— START OF Record set —

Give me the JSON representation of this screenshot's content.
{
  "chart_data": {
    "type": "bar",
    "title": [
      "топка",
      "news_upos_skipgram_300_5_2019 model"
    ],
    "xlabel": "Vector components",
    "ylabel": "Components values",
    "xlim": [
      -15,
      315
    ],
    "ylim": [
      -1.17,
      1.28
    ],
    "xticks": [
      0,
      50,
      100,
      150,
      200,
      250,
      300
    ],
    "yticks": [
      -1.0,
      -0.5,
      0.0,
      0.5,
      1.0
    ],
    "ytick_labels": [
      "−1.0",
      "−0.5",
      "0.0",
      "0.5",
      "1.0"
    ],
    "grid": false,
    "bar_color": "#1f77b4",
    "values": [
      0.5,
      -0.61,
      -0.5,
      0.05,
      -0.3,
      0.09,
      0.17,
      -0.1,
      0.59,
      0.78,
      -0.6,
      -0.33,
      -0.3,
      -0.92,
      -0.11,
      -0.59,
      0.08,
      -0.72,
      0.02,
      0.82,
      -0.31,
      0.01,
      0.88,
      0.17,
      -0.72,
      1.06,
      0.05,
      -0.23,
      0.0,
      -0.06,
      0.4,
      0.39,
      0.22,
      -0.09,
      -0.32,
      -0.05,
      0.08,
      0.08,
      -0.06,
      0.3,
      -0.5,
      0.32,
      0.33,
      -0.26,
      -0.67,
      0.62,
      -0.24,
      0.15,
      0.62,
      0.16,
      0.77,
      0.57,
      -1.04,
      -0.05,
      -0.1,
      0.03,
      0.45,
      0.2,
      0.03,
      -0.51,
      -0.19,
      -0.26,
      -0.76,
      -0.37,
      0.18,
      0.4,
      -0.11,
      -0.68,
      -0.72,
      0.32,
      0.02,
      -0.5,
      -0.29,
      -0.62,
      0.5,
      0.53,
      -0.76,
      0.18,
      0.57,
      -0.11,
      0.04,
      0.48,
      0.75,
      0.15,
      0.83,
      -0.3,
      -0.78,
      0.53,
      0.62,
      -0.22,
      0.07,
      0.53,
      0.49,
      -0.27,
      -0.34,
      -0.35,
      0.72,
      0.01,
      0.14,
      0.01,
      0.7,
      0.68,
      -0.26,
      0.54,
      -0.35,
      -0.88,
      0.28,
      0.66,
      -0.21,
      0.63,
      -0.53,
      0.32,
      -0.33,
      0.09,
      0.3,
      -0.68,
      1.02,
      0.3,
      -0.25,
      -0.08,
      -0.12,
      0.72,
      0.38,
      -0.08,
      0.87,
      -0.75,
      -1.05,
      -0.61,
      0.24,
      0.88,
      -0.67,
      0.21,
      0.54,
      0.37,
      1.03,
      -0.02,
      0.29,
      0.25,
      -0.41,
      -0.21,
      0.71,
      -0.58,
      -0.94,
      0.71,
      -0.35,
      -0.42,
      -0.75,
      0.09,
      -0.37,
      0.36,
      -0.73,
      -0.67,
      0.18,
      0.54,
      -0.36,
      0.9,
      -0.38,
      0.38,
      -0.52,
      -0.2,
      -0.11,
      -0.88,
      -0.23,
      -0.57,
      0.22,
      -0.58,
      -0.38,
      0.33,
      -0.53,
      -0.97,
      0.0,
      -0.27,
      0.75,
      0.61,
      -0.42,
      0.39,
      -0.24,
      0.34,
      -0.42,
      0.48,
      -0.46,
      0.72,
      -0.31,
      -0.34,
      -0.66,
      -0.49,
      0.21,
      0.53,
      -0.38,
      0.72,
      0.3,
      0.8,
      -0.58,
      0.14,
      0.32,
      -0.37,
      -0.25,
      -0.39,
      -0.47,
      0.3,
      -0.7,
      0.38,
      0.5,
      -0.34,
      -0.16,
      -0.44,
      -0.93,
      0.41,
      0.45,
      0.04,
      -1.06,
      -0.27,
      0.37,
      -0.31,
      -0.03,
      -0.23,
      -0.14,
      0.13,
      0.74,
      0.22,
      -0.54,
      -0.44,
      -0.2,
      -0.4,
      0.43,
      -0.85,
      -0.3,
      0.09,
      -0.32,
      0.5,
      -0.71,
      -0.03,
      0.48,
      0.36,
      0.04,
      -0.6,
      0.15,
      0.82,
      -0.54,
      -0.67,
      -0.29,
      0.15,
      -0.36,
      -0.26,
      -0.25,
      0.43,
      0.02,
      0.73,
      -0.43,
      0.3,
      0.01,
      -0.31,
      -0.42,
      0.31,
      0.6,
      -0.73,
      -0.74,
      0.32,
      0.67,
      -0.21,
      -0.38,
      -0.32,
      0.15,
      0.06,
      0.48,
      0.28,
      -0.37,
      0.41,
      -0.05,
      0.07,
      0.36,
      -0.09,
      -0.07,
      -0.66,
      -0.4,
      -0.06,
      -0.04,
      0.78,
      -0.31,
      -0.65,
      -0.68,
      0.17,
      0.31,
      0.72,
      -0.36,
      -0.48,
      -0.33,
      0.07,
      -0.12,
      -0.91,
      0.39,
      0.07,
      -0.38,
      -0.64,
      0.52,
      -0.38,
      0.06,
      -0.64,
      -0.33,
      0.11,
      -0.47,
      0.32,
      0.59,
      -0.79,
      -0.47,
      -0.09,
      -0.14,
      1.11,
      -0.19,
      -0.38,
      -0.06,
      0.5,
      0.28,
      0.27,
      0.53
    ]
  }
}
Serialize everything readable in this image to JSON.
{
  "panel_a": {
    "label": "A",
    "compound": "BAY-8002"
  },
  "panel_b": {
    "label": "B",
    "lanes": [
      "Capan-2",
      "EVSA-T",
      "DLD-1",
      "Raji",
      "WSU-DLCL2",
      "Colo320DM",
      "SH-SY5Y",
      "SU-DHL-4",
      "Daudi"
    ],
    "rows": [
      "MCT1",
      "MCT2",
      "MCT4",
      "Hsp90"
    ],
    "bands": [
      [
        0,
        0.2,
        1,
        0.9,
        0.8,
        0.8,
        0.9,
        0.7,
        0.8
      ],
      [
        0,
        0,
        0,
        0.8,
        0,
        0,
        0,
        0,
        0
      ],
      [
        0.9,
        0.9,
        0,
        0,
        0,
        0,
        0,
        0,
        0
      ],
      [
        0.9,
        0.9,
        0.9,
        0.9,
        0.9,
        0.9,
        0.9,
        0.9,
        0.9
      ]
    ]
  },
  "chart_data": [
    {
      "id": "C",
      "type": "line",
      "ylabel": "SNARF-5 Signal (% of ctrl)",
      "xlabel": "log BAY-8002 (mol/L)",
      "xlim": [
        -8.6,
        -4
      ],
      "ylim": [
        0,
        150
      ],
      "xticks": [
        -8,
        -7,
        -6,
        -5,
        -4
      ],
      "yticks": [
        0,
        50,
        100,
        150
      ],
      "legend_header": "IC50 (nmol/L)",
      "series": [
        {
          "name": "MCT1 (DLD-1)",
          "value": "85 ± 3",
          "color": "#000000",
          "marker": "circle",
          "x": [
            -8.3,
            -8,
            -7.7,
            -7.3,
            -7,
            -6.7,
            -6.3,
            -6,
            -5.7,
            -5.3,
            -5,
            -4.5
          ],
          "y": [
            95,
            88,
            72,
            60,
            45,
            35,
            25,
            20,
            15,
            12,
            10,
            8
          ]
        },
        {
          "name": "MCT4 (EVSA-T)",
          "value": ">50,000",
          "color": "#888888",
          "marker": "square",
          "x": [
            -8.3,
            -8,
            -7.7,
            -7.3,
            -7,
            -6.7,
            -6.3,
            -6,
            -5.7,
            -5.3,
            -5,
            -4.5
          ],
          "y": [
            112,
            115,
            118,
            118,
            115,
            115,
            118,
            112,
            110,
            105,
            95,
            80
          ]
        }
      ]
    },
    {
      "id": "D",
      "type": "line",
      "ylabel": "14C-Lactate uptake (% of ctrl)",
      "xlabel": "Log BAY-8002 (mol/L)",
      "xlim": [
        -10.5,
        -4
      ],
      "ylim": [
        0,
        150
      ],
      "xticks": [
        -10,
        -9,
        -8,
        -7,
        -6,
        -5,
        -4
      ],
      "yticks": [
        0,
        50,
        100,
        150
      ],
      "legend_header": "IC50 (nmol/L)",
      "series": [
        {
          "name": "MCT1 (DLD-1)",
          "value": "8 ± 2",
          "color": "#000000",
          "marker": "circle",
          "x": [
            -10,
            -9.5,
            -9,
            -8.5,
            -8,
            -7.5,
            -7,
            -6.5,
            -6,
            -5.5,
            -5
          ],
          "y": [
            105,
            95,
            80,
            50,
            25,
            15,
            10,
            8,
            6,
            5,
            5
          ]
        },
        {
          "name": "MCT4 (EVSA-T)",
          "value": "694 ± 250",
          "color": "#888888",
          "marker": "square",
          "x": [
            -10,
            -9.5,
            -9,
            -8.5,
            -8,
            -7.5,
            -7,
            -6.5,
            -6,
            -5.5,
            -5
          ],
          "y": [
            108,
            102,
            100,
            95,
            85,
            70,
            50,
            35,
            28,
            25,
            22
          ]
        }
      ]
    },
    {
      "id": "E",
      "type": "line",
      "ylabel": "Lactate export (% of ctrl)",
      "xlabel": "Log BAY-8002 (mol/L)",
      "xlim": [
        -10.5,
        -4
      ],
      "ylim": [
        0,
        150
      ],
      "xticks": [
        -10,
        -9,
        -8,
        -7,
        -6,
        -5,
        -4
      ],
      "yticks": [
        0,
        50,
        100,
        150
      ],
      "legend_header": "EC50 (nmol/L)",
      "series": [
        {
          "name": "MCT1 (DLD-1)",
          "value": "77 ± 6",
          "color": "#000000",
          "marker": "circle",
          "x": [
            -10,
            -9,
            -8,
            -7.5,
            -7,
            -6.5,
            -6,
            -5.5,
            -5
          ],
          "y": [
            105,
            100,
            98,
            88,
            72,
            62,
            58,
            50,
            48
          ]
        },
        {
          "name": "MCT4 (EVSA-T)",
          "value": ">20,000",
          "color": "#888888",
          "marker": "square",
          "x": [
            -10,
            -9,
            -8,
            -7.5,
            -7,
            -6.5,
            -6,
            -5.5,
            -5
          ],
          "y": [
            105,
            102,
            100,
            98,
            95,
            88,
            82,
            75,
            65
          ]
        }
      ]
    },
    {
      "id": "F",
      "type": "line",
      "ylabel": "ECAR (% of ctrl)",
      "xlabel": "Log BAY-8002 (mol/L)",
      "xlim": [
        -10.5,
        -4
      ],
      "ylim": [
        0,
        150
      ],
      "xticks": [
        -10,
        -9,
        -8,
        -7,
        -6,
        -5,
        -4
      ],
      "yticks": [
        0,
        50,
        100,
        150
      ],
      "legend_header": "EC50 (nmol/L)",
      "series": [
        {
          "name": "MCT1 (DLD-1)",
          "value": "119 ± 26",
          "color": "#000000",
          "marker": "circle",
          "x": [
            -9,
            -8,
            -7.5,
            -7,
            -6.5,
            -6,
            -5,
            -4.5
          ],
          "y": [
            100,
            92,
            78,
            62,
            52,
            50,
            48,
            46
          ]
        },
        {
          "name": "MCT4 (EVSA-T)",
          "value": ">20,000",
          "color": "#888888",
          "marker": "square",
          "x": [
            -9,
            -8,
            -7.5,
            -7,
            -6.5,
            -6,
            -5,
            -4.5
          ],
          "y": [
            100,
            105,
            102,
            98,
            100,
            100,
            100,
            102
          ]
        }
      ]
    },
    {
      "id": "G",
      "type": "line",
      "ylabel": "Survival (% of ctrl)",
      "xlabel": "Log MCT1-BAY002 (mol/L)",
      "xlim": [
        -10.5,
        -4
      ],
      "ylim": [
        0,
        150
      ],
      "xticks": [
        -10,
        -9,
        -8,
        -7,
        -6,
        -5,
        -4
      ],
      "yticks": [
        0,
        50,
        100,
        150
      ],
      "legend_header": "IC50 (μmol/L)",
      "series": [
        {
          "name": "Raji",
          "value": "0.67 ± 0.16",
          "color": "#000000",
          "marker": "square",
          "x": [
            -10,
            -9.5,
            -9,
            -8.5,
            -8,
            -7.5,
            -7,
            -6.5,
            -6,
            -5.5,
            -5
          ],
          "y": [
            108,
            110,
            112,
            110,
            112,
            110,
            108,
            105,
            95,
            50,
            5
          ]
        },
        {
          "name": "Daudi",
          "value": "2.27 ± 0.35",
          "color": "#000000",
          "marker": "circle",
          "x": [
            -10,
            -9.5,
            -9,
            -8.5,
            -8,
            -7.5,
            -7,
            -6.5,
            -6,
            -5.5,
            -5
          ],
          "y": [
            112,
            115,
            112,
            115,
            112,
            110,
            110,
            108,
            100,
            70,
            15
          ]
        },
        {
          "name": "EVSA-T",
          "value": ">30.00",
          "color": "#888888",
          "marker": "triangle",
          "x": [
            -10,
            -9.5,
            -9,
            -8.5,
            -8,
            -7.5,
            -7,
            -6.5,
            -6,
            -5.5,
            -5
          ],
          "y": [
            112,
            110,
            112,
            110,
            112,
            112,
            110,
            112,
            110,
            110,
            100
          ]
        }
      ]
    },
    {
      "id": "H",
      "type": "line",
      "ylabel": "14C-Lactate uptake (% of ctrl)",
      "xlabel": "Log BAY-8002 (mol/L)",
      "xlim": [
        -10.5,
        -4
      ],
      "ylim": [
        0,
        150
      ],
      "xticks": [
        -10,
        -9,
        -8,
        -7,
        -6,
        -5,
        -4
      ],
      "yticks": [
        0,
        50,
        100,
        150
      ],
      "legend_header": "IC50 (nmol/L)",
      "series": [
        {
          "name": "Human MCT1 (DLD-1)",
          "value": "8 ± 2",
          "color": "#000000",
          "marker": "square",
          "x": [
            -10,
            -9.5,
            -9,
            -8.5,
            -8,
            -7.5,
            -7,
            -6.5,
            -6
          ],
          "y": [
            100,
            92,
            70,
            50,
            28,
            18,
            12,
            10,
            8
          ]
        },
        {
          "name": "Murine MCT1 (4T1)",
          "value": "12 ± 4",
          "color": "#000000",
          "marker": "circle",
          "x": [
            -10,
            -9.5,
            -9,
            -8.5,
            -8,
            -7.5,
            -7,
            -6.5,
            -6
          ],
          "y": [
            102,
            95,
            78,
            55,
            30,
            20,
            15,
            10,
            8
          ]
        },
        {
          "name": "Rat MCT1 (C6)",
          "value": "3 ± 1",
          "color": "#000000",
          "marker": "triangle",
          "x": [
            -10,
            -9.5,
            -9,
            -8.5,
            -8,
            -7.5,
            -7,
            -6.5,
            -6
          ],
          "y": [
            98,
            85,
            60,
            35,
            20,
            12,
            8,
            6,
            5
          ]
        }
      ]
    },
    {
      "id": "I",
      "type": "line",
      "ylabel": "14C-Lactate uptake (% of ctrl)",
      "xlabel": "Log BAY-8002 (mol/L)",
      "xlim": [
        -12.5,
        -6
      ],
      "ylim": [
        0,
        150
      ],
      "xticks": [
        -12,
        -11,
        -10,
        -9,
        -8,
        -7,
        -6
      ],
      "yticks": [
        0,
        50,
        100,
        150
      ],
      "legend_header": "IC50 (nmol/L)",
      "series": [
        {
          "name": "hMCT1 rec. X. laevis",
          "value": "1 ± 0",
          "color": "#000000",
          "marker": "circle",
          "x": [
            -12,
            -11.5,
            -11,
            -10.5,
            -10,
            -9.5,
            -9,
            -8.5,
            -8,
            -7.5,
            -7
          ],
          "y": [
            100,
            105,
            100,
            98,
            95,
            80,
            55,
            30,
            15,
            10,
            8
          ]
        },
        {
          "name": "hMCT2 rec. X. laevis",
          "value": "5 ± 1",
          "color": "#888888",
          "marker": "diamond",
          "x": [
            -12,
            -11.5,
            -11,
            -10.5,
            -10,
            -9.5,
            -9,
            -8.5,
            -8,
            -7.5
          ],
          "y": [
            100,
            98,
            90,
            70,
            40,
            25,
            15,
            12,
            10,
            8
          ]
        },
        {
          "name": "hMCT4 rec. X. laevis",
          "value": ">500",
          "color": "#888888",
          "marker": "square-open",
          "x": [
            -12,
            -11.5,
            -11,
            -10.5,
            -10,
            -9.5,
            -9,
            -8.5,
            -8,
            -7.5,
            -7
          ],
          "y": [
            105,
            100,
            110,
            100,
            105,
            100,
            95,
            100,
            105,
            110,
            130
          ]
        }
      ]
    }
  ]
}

— END OF Record set —

• Exercise goal: Check each line above for the string "ylabel" and show the ones that have it.

• Solution to this task:
    "ylabel": "Components values",
      "ylabel": "SNARF-5 Signal (% of ctrl)",
      "ylabel": "14C-Lactate uptake (% of ctrl)",
      "ylabel": "Lactate export (% of ctrl)",
      "ylabel": "ECAR (% of ctrl)",
      "ylabel": "Survival (% of ctrl)",
      "ylabel": "14C-Lactate uptake (% of ctrl)",
      "ylabel": "14C-Lactate uptake (% of ctrl)",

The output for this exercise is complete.